DATASET CONTENT -
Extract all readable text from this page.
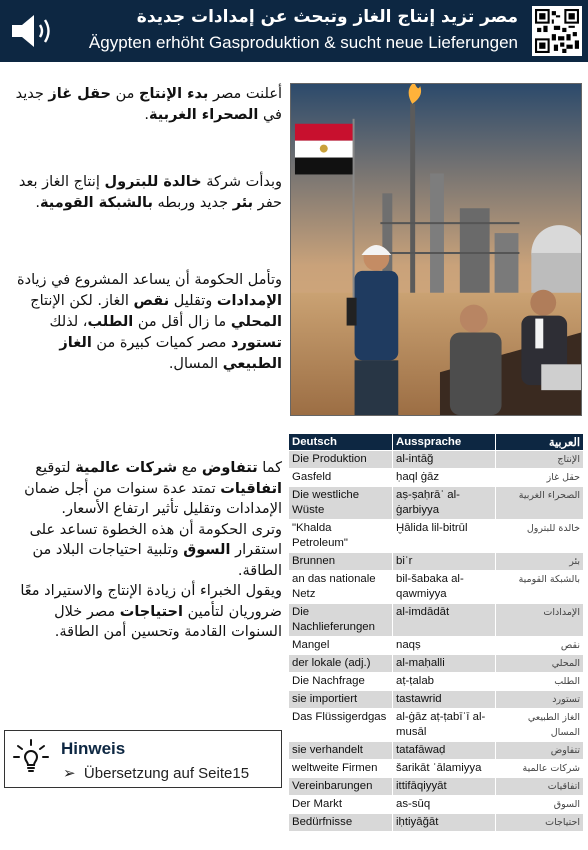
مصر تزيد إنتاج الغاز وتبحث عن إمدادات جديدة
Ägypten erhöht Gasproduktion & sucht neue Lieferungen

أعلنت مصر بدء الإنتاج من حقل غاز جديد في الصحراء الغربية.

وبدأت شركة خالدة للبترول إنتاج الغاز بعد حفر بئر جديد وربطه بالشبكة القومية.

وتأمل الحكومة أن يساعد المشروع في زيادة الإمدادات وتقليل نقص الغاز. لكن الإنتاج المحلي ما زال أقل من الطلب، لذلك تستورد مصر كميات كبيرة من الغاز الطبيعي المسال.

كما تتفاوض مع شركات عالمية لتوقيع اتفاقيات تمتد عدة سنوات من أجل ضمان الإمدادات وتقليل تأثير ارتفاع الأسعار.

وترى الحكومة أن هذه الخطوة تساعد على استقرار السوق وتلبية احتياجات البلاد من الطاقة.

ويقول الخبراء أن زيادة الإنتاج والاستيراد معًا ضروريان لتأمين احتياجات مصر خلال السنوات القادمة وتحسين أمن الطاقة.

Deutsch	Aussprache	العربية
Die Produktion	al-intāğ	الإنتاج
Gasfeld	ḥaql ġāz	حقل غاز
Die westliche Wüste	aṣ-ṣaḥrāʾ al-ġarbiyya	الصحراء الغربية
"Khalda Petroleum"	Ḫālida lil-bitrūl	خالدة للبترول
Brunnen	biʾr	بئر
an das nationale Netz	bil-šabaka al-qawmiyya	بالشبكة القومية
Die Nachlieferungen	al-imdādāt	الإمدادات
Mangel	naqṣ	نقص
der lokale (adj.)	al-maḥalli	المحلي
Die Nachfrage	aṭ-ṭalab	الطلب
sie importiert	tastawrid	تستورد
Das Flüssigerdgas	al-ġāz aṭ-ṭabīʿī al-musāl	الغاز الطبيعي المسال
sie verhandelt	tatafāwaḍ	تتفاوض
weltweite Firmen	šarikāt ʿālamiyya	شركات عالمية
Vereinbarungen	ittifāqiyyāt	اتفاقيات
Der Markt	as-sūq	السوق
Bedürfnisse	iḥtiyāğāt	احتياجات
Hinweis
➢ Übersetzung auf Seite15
...
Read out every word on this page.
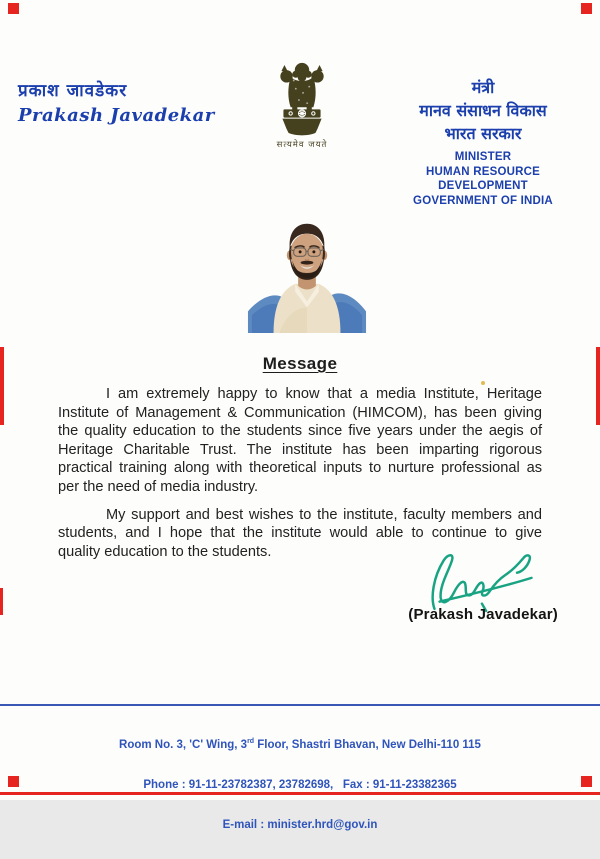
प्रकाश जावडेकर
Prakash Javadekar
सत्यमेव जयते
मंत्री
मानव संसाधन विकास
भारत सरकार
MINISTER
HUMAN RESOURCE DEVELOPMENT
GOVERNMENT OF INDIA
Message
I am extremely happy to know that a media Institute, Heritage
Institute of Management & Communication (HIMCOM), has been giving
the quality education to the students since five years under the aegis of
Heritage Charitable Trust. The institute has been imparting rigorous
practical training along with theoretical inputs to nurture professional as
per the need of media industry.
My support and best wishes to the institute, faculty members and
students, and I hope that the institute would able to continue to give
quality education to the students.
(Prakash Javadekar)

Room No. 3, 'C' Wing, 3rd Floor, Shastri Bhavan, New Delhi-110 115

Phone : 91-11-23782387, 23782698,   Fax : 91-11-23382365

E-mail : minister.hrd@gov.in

SHORT PROBLEM - Your task is to collect every line above that contains the word "زيادة".

FULL ANSWER -
وتأمل الحكومة أن يساعد المشروع في زيادة الإمدادات وتقليل نقص الغاز. لكن الإنتاج المحلي ما زال أقل من الطلب، لذلك تستورد مصر كميات كبيرة من الغاز الطبيعي المسال.
ويقول الخبراء أن زيادة الإنتاج والاستيراد معًا ضروريان لتأمين احتياجات مصر خلال السنوات القادمة وتحسين أمن الطاقة.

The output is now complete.